> [提示文]
================

恐るべき漢方薬
『栄光』207号、昭和28(1953)年5月6日発行
吾々が一般の人に薬毒の恐ろしさを話す場合、聞く方の人は薬毒は西洋の薬に限るように思っており、漢方薬はほとんど薬とは思わないくらいであるが、これは大変な誤りである。というのはむしろ薬毒は漢方薬の方が多いくらいである。なるほど薬そのものとしては洋薬よりも弱いが、何しろ漢薬の方は量が頗(すこぶ)る多い。昔から漢薬は土瓶(どびん)に一杯煎(せん)じて、持薬(じやく)として毎日飲むどころか、お茶の代りに服(の)む人さえあるのだから、洋薬の何十、何百倍にも上るであろう。

================

> [課題の内容] 漢方薬の薬毒を論じた文章を、最後の文の後から書き進めてください。 次のエントリは、上の文章とは関係がありません。

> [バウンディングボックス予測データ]
================

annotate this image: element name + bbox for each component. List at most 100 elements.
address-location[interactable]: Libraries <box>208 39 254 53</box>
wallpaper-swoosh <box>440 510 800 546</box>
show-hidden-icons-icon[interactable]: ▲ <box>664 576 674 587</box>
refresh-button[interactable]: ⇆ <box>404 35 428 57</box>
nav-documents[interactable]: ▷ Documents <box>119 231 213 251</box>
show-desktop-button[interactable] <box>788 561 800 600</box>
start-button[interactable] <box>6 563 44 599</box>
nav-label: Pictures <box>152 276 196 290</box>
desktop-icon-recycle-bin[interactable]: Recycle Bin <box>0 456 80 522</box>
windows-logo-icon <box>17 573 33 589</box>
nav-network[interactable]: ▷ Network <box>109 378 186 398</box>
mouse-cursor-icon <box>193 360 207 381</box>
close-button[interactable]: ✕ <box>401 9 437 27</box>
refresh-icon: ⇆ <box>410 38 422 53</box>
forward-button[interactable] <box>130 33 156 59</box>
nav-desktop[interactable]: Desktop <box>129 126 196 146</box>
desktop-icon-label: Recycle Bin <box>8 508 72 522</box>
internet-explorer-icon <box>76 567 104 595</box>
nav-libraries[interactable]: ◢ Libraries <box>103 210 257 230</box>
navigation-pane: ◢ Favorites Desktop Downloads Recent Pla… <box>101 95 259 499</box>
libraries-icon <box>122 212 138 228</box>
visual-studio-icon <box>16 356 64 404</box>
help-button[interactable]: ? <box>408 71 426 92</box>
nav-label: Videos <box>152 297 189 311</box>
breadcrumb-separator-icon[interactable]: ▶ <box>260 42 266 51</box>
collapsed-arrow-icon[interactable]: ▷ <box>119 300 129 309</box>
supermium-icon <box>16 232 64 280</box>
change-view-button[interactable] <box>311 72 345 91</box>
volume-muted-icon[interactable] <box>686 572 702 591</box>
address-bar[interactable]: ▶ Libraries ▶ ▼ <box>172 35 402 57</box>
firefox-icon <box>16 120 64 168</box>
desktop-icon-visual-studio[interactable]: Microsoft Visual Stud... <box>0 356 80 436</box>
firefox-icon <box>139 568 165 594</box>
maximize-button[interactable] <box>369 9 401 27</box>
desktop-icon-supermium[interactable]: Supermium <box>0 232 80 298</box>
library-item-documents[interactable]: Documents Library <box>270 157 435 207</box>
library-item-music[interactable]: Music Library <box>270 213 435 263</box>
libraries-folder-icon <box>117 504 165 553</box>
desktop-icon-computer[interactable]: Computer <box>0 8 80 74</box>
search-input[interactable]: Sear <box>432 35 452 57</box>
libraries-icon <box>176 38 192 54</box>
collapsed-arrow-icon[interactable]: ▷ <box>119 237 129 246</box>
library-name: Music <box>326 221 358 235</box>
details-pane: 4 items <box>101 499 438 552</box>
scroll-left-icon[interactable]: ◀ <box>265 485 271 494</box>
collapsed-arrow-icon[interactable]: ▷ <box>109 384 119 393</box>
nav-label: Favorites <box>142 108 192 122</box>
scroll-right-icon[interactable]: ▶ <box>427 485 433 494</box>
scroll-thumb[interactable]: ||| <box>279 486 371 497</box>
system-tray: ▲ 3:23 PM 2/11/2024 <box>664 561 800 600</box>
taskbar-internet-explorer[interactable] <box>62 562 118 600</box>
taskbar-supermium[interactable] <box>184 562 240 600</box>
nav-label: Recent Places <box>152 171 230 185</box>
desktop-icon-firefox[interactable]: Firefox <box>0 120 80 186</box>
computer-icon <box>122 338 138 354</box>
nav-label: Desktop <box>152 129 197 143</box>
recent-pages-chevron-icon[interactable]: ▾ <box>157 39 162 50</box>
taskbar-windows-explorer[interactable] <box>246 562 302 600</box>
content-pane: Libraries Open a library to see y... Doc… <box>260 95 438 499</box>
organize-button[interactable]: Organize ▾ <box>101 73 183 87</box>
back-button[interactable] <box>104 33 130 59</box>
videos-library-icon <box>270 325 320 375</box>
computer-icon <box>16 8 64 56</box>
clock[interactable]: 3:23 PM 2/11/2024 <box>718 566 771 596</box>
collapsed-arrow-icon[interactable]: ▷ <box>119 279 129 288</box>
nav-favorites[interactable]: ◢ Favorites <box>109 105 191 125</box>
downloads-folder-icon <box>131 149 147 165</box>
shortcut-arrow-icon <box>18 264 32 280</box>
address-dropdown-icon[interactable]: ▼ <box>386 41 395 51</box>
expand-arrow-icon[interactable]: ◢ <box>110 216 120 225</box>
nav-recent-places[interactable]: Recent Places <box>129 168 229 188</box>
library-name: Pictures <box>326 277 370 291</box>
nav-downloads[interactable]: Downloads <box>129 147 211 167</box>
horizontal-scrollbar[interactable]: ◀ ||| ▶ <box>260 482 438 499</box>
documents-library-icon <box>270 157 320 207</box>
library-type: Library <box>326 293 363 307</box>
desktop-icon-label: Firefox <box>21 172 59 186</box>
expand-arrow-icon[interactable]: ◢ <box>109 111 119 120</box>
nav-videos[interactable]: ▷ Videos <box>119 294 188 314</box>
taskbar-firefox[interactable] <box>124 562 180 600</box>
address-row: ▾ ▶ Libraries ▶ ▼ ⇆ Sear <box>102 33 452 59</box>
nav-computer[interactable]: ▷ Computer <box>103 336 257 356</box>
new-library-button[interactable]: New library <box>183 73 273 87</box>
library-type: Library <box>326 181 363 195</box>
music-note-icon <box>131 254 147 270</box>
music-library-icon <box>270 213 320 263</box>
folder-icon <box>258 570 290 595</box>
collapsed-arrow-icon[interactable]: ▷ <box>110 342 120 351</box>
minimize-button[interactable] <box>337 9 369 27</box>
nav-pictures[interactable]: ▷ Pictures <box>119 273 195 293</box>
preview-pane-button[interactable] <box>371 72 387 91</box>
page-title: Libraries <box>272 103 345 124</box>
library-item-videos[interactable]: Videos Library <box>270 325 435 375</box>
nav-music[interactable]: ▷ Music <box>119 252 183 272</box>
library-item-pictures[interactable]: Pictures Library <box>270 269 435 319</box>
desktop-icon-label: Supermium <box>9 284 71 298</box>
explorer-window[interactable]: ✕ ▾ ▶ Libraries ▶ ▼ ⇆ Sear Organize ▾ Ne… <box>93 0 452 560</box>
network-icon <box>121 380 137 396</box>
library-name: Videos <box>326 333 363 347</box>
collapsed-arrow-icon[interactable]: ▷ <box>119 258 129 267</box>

================

> [解答]
そうして漢薬の種類も相当あり、中でも私の経験によればゲンノショウコが一番猛毒で、この薬を沢山飲んだ人は、浄化の場合実に執拗で、除っても除っても後から溜ってくるので、衰弱死に至る、実に恐ろしいものである。次はどくだみも中々毒が強く、まずこの二つを多く飲んだ人は、余程注意しなければならない。右以外の薬は大体同じようであるが、今一つ名前は分らないが、真黒で飴のような漢薬があり、これを飲んだ人は偶(たま)にあるが、この中毒も執拗で治り難いものである。何よりも漢薬中毒の多少は、顔色で一番よく分る。多く飲んだ人程顔色が蒼白で、よく青ぶくれというのがこれである。また漢薬中毒者は女性の方が多く、花柳界にいた人は特に多いようである。これは昔から婦人病によく効くとされているからであろう。それから便秘によく効く薬で、奇応丸(きおうがん)という丸薬があるが、私は以前これを二十数年毎日飲んだ人で、腎臓結核となり、医師から見放された人を扱った事があるが、何しろ余りにその毒が多いので、到頭(とうとう)駄目になった経験がある。これは誰も知っている事だが、中国人には青黄色い顔の人が多いのは、漢薬中毒のためであろう。